(Extracted material):

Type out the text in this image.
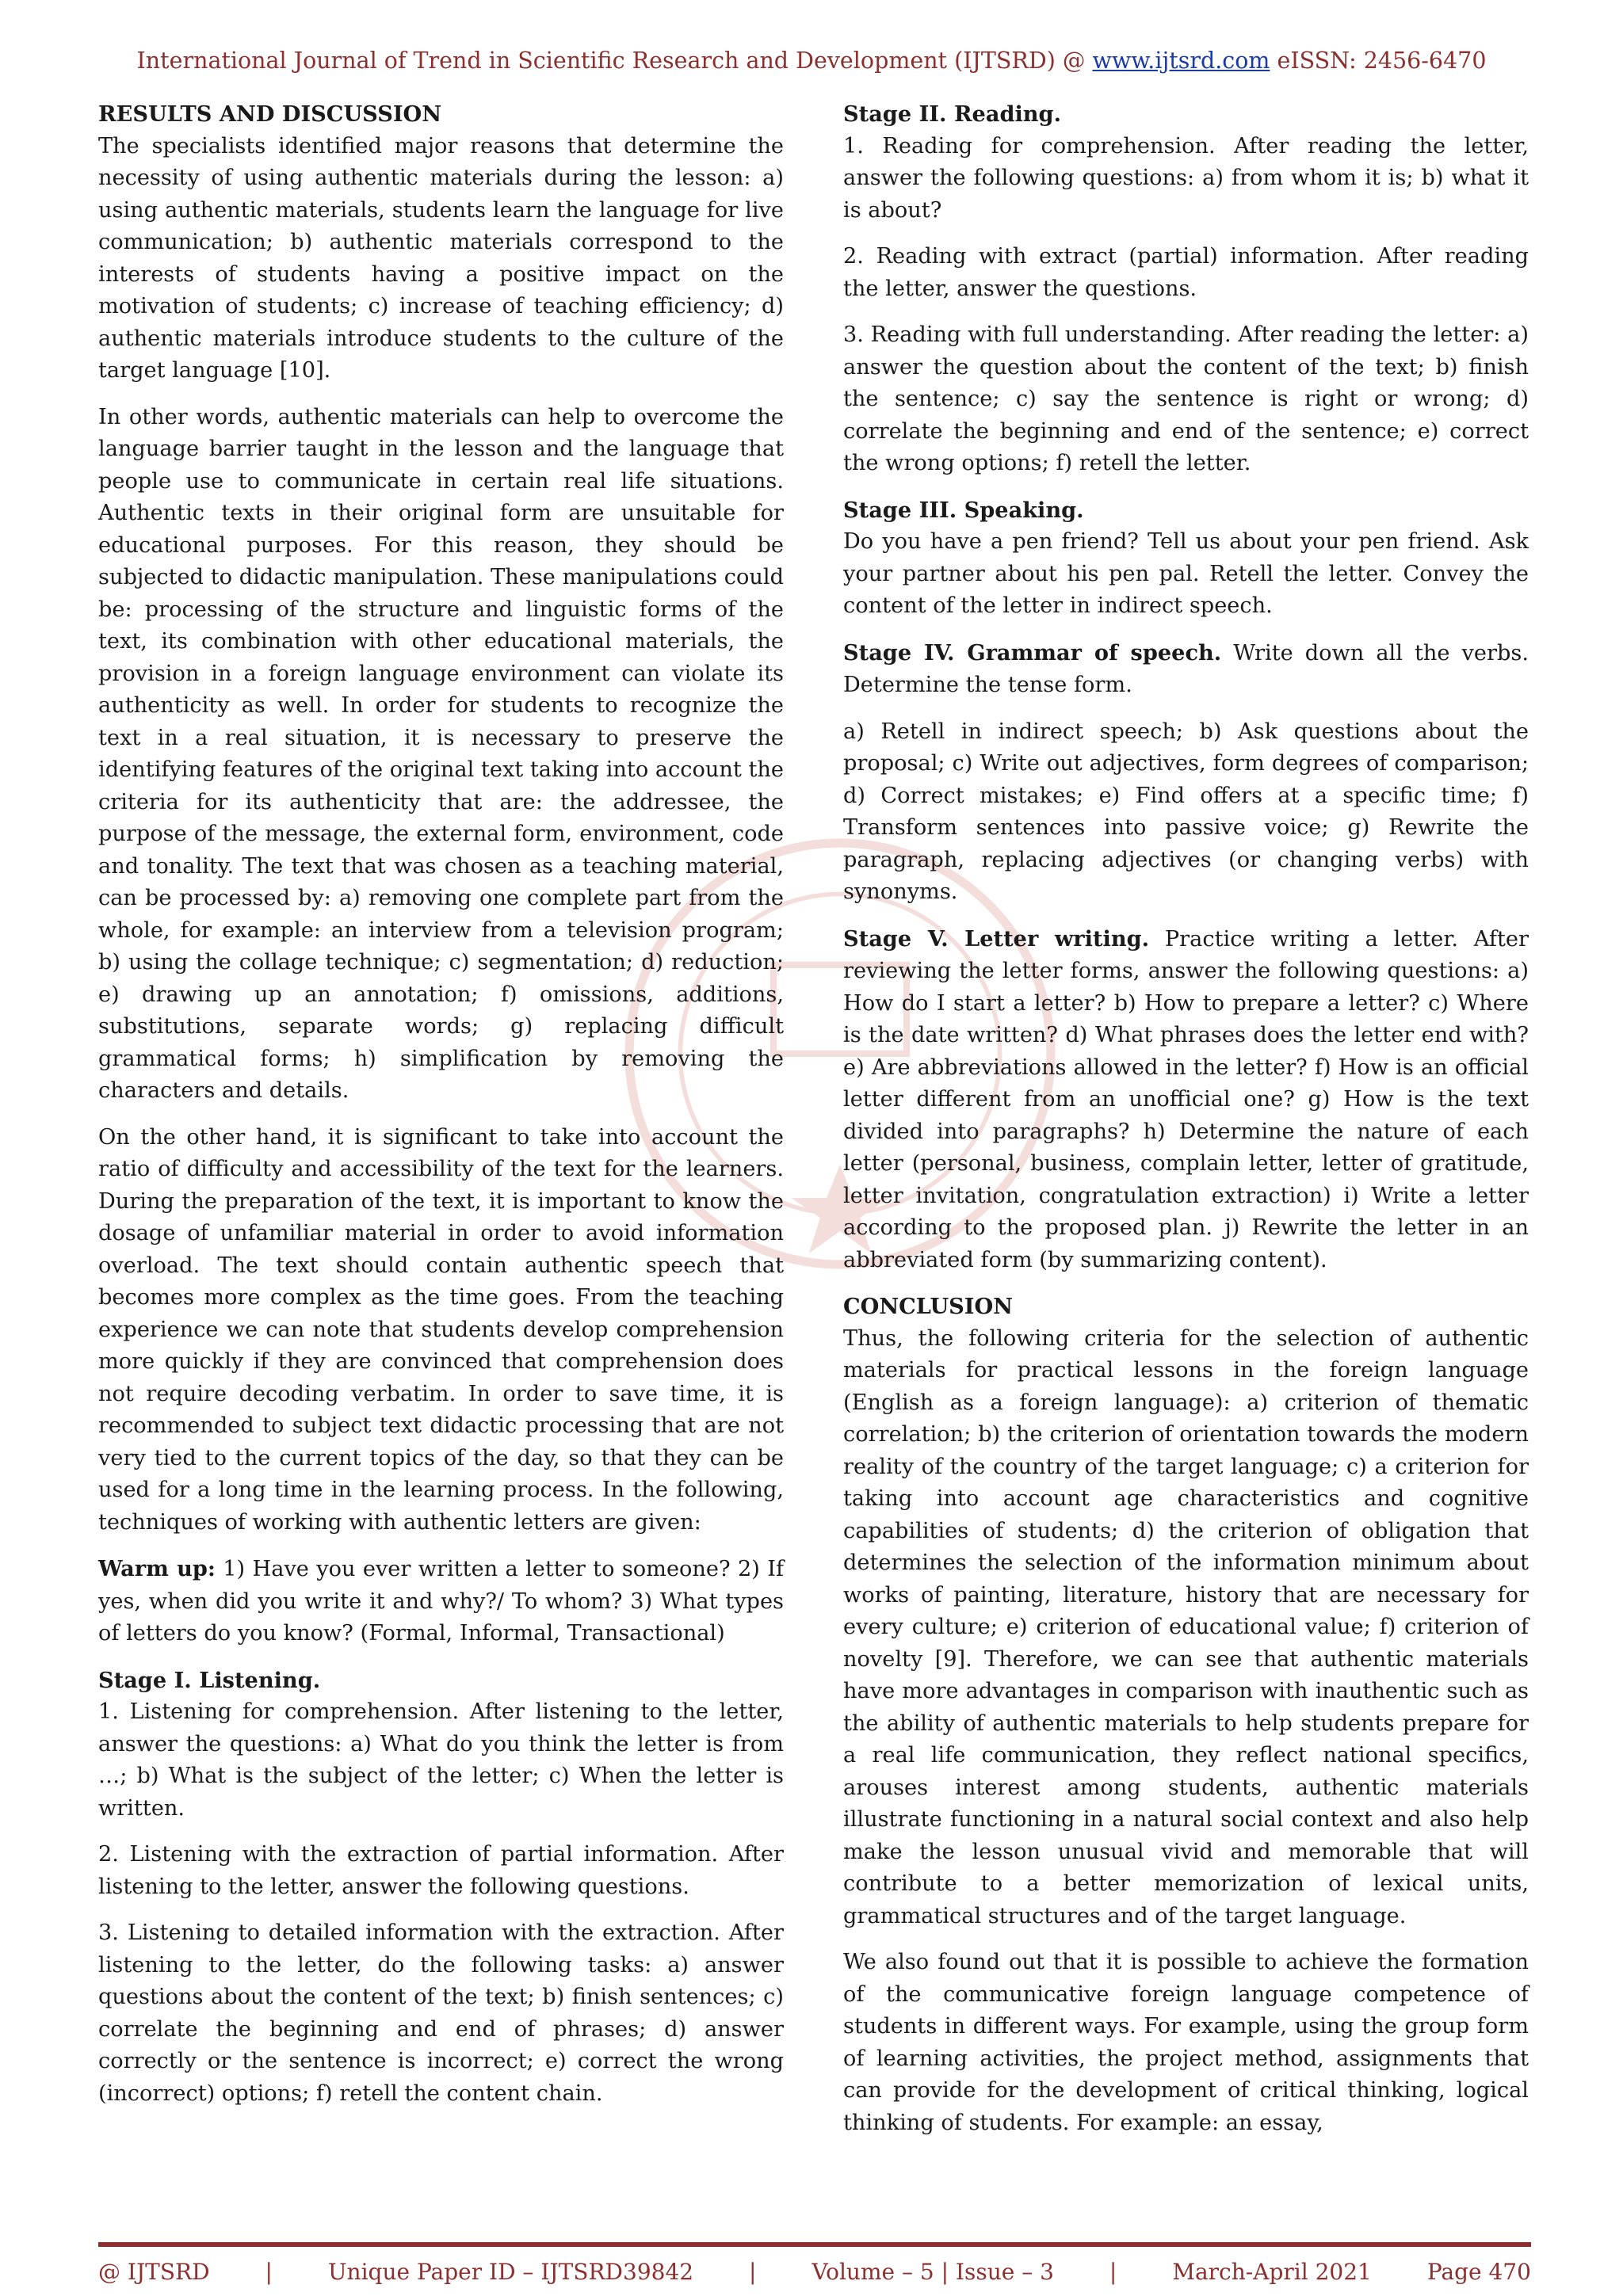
International Journal of Trend in Scientific Research and Development (IJTSRD) @ www.ijtsrd.com eISSN: 2456-6470
RESULTS AND DISCUSSION

The specialists identified major reasons that determine the necessity of using authentic materials during the lesson: a) using authentic materials, students learn the language for live communication; b) authentic materials correspond to the interests of students having a positive impact on the motivation of students; c) increase of teaching efficiency; d) authentic materials introduce students to the culture of the target language [10].

In other words, authentic materials can help to overcome the language barrier taught in the lesson and the language that people use to communicate in certain real life situations. Authentic texts in their original form are unsuitable for educational purposes. For this reason, they should be subjected to didactic manipulation. These manipulations could be: processing of the structure and linguistic forms of the text, its combination with other educational materials, the provision in a foreign language environment can violate its authenticity as well. In order for students to recognize the text in a real situation, it is necessary to preserve the identifying features of the original text taking into account the criteria for its authenticity that are: the addressee, the purpose of the message, the external form, environment, code and tonality. The text that was chosen as a teaching material, can be processed by: a) removing one complete part from the whole, for example: an interview from a television program; b) using the collage technique; c) segmentation; d) reduction; e) drawing up an annotation; f) omissions, additions, substitutions, separate words; g) replacing difficult grammatical forms; h) simplification by removing the characters and details.

On the other hand, it is significant to take into account the ratio of difficulty and accessibility of the text for the learners. During the preparation of the text, it is important to know the dosage of unfamiliar material in order to avoid information overload. The text should contain authentic speech that becomes more complex as the time goes. From the teaching experience we can note that students develop comprehension more quickly if they are convinced that comprehension does not require decoding verbatim. In order to save time, it is recommended to subject text didactic processing that are not very tied to the current topics of the day, so that they can be used for a long time in the learning process. In the following, techniques of working with authentic letters are given:

Warm up: 1) Have you ever written a letter to someone? 2) If yes, when did you write it and why?/ To whom? 3) What types of letters do you know? (Formal, Informal, Transactional)

Stage I. Listening.

1. Listening for comprehension. After listening to the letter, answer the questions: a) What do you think the letter is from …; b) What is the subject of the letter; c) When the letter is written.

2. Listening with the extraction of partial information. After listening to the letter, answer the following questions.

3. Listening to detailed information with the extraction. After listening to the letter, do the following tasks: a) answer questions about the content of the text; b) finish sentences; c) correlate the beginning and end of phrases; d) answer correctly or the sentence is incorrect; e) correct the wrong (incorrect) options; f) retell the content chain.

Stage II. Reading.

1. Reading for comprehension. After reading the letter, answer the following questions: a) from whom it is; b) what it is about?

2. Reading with extract (partial) information. After reading the letter, answer the questions.

3. Reading with full understanding. After reading the letter: a) answer the question about the content of the text; b) finish the sentence; c) say the sentence is right or wrong; d) correlate the beginning and end of the sentence; e) correct the wrong options; f) retell the letter.

Stage III. Speaking.

Do you have a pen friend? Tell us about your pen friend. Ask your partner about his pen pal. Retell the letter. Convey the content of the letter in indirect speech.

Stage IV. Grammar of speech. Write down all the verbs. Determine the tense form.

a) Retell in indirect speech; b) Ask questions about the proposal; c) Write out adjectives, form degrees of comparison; d) Correct mistakes; e) Find offers at a specific time; f) Transform sentences into passive voice; g) Rewrite the paragraph, replacing adjectives (or changing verbs) with synonyms.

Stage V. Letter writing. Practice writing a letter. After reviewing the letter forms, answer the following questions: a) How do I start a letter? b) How to prepare a letter? c) Where is the date written? d) What phrases does the letter end with? e) Are abbreviations allowed in the letter? f) How is an official letter different from an unofficial one? g) How is the text divided into paragraphs? h) Determine the nature of each letter (personal, business, complain letter, letter of gratitude, letter invitation, congratulation extraction) i) Write a letter according to the proposed plan. j) Rewrite the letter in an abbreviated form (by summarizing content).

CONCLUSION

Thus, the following criteria for the selection of authentic materials for practical lessons in the foreign language (English as a foreign language): a) criterion of thematic correlation; b) the criterion of orientation towards the modern reality of the country of the target language; c) a criterion for taking into account age characteristics and cognitive capabilities of students; d) the criterion of obligation that determines the selection of the information minimum about works of painting, literature, history that are necessary for every culture; e) criterion of educational value; f) criterion of novelty [9]. Therefore, we can see that authentic materials have more advantages in comparison with inauthentic such as the ability of authentic materials to help students prepare for a real life communication, they reflect national specifics, arouses interest among students, authentic materials illustrate functioning in a natural social context and also help make the lesson unusual vivid and memorable that will contribute to a better memorization of lexical units, grammatical structures and of the target language.

We also found out that it is possible to achieve the formation of the communicative foreign language competence of students in different ways. For example, using the group form of learning activities, the project method, assignments that can provide for the development of critical thinking, logical thinking of students. For example: an essay,

@ IJTSRD | Unique Paper ID – IJTSRD39842 | Volume – 5 | Issue – 3 | March-April 2021 Page 470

(Instructions to follow):
Above are records to transcribe exactly; leave their pictures out.

(Output for this task):
Type out the text in this image.
International Journal of Trend in Scientific Research and Development (IJTSRD) @ www.ijtsrd.com eISSN: 2456-6470
RESULTS AND DISCUSSION

The specialists identified major reasons that determine the necessity of using authentic materials during the lesson: a) using authentic materials, students learn the language for live communication; b) authentic materials correspond to the interests of students having a positive impact on the motivation of students; c) increase of teaching efficiency; d) authentic materials introduce students to the culture of the target language [10].

In other words, authentic materials can help to overcome the language barrier taught in the lesson and the language that people use to communicate in certain real life situations. Authentic texts in their original form are unsuitable for educational purposes. For this reason, they should be subjected to didactic manipulation. These manipulations could be: processing of the structure and linguistic forms of the text, its combination with other educational materials, the provision in a foreign language environment can violate its authenticity as well. In order for students to recognize the text in a real situation, it is necessary to preserve the identifying features of the original text taking into account the criteria for its authenticity that are: the addressee, the purpose of the message, the external form, environment, code and tonality. The text that was chosen as a teaching material, can be processed by: a) removing one complete part from the whole, for example: an interview from a television program; b) using the collage technique; c) segmentation; d) reduction; e) drawing up an annotation; f) omissions, additions, substitutions, separate words; g) replacing difficult grammatical forms; h) simplification by removing the characters and details.

On the other hand, it is significant to take into account the ratio of difficulty and accessibility of the text for the learners. During the preparation of the text, it is important to know the dosage of unfamiliar material in order to avoid information overload. The text should contain authentic speech that becomes more complex as the time goes. From the teaching experience we can note that students develop comprehension more quickly if they are convinced that comprehension does not require decoding verbatim. In order to save time, it is recommended to subject text didactic processing that are not very tied to the current topics of the day, so that they can be used for a long time in the learning process. In the following, techniques of working with authentic letters are given:

Warm up: 1) Have you ever written a letter to someone? 2) If yes, when did you write it and why?/ To whom? 3) What types of letters do you know? (Formal, Informal, Transactional)

Stage I. Listening.

1. Listening for comprehension. After listening to the letter, answer the questions: a) What do you think the letter is from …; b) What is the subject of the letter; c) When the letter is written.

2. Listening with the extraction of partial information. After listening to the letter, answer the following questions.

3. Listening to detailed information with the extraction. After listening to the letter, do the following tasks: a) answer questions about the content of the text; b) finish sentences; c) correlate the beginning and end of phrases; d) answer correctly or the sentence is incorrect; e) correct the wrong (incorrect) options; f) retell the content chain.

Stage II. Reading.

1. Reading for comprehension. After reading the letter, answer the following questions: a) from whom it is; b) what it is about?

2. Reading with extract (partial) information. After reading the letter, answer the questions.

3. Reading with full understanding. After reading the letter: a) answer the question about the content of the text; b) finish the sentence; c) say the sentence is right or wrong; d) correlate the beginning and end of the sentence; e) correct the wrong options; f) retell the letter.

Stage III. Speaking.

Do you have a pen friend? Tell us about your pen friend. Ask your partner about his pen pal. Retell the letter. Convey the content of the letter in indirect speech.

Stage IV. Grammar of speech. Write down all the verbs. Determine the tense form.

a) Retell in indirect speech; b) Ask questions about the proposal; c) Write out adjectives, form degrees of comparison; d) Correct mistakes; e) Find offers at a specific time; f) Transform sentences into passive voice; g) Rewrite the paragraph, replacing adjectives (or changing verbs) with synonyms.

Stage V. Letter writing. Practice writing a letter. After reviewing the letter forms, answer the following questions: a) How do I start a letter? b) How to prepare a letter? c) Where is the date written? d) What phrases does the letter end with? e) Are abbreviations allowed in the letter? f) How is an official letter different from an unofficial one? g) How is the text divided into paragraphs? h) Determine the nature of each letter (personal, business, complain letter, letter of gratitude, letter invitation, congratulation extraction) i) Write a letter according to the proposed plan. j) Rewrite the letter in an abbreviated form (by summarizing content).

CONCLUSION

Thus, the following criteria for the selection of authentic materials for practical lessons in the foreign language (English as a foreign language): a) criterion of thematic correlation; b) the criterion of orientation towards the modern reality of the country of the target language; c) a criterion for taking into account age characteristics and cognitive capabilities of students; d) the criterion of obligation that determines the selection of the information minimum about works of painting, literature, history that are necessary for every culture; e) criterion of educational value; f) criterion of novelty [9]. Therefore, we can see that authentic materials have more advantages in comparison with inauthentic such as the ability of authentic materials to help students prepare for a real life communication, they reflect national specifics, arouses interest among students, authentic materials illustrate functioning in a natural social context and also help make the lesson unusual vivid and memorable that will contribute to a better memorization of lexical units, grammatical structures and of the target language.

We also found out that it is possible to achieve the formation of the communicative foreign language competence of students in different ways. For example, using the group form of learning activities, the project method, assignments that can provide for the development of critical thinking, logical thinking of students. For example: an essay,

@ IJTSRD | Unique Paper ID – IJTSRD39842 | Volume – 5 | Issue – 3 | March-April 2021 Page 470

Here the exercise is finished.